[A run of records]
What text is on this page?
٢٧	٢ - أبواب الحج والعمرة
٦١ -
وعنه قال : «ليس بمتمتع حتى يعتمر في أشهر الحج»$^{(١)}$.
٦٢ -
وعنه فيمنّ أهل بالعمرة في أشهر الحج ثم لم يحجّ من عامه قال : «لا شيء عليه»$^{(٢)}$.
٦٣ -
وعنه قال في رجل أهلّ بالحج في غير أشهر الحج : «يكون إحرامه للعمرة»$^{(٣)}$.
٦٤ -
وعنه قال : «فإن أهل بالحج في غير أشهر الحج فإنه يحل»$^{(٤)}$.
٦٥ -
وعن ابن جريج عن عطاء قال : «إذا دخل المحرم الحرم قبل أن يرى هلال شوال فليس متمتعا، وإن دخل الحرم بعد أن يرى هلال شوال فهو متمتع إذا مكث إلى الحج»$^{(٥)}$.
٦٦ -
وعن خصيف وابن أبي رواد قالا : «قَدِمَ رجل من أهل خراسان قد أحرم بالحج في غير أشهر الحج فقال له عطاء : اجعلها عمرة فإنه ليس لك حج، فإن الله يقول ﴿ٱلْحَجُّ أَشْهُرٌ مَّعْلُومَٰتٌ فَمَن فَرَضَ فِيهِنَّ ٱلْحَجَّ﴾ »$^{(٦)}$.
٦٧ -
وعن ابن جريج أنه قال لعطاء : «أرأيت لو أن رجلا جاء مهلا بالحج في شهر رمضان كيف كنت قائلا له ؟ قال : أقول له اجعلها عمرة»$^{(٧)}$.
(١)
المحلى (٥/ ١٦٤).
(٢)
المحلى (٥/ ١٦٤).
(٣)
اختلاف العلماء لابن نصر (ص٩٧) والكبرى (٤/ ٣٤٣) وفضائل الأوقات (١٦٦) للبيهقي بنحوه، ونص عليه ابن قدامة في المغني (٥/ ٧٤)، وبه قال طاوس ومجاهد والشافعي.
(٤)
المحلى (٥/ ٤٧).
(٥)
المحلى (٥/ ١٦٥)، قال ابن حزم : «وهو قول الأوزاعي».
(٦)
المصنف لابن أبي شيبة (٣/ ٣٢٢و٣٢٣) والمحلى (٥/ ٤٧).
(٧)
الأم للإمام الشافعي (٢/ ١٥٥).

▸ Your task: Retype the material in full, character for character.

▸ Written reply:
What text is on this page?
٢٧	٢ - أبواب الحج والعمرة
٦١ -
وعنه قال : «ليس بمتمتع حتى يعتمر في أشهر الحج»$^{(١)}$.
٦٢ -
وعنه فيمنّ أهل بالعمرة في أشهر الحج ثم لم يحجّ من عامه قال : «لا شيء عليه»$^{(٢)}$.
٦٣ -
وعنه قال في رجل أهلّ بالحج في غير أشهر الحج : «يكون إحرامه للعمرة»$^{(٣)}$.
٦٤ -
وعنه قال : «فإن أهل بالحج في غير أشهر الحج فإنه يحل»$^{(٤)}$.
٦٥ -
وعن ابن جريج عن عطاء قال : «إذا دخل المحرم الحرم قبل أن يرى هلال شوال فليس متمتعا، وإن دخل الحرم بعد أن يرى هلال شوال فهو متمتع إذا مكث إلى الحج»$^{(٥)}$.
٦٦ -
وعن خصيف وابن أبي رواد قالا : «قَدِمَ رجل من أهل خراسان قد أحرم بالحج في غير أشهر الحج فقال له عطاء : اجعلها عمرة فإنه ليس لك حج، فإن الله يقول ﴿ٱلْحَجُّ أَشْهُرٌ مَّعْلُومَٰتٌ فَمَن فَرَضَ فِيهِنَّ ٱلْحَجَّ﴾ »$^{(٦)}$.
٦٧ -
وعن ابن جريج أنه قال لعطاء : «أرأيت لو أن رجلا جاء مهلا بالحج في شهر رمضان كيف كنت قائلا له ؟ قال : أقول له اجعلها عمرة»$^{(٧)}$.
(١)
المحلى (٥/ ١٦٤).
(٢)
المحلى (٥/ ١٦٤).
(٣)
اختلاف العلماء لابن نصر (ص٩٧) والكبرى (٤/ ٣٤٣) وفضائل الأوقات (١٦٦) للبيهقي بنحوه، ونص عليه ابن قدامة في المغني (٥/ ٧٤)، وبه قال طاوس ومجاهد والشافعي.
(٤)
المحلى (٥/ ٤٧).
(٥)
المحلى (٥/ ١٦٥)، قال ابن حزم : «وهو قول الأوزاعي».
(٦)
المصنف لابن أبي شيبة (٣/ ٣٢٢و٣٢٣) والمحلى (٥/ ٤٧).
(٧)
الأم للإمام الشافعي (٢/ ١٥٥).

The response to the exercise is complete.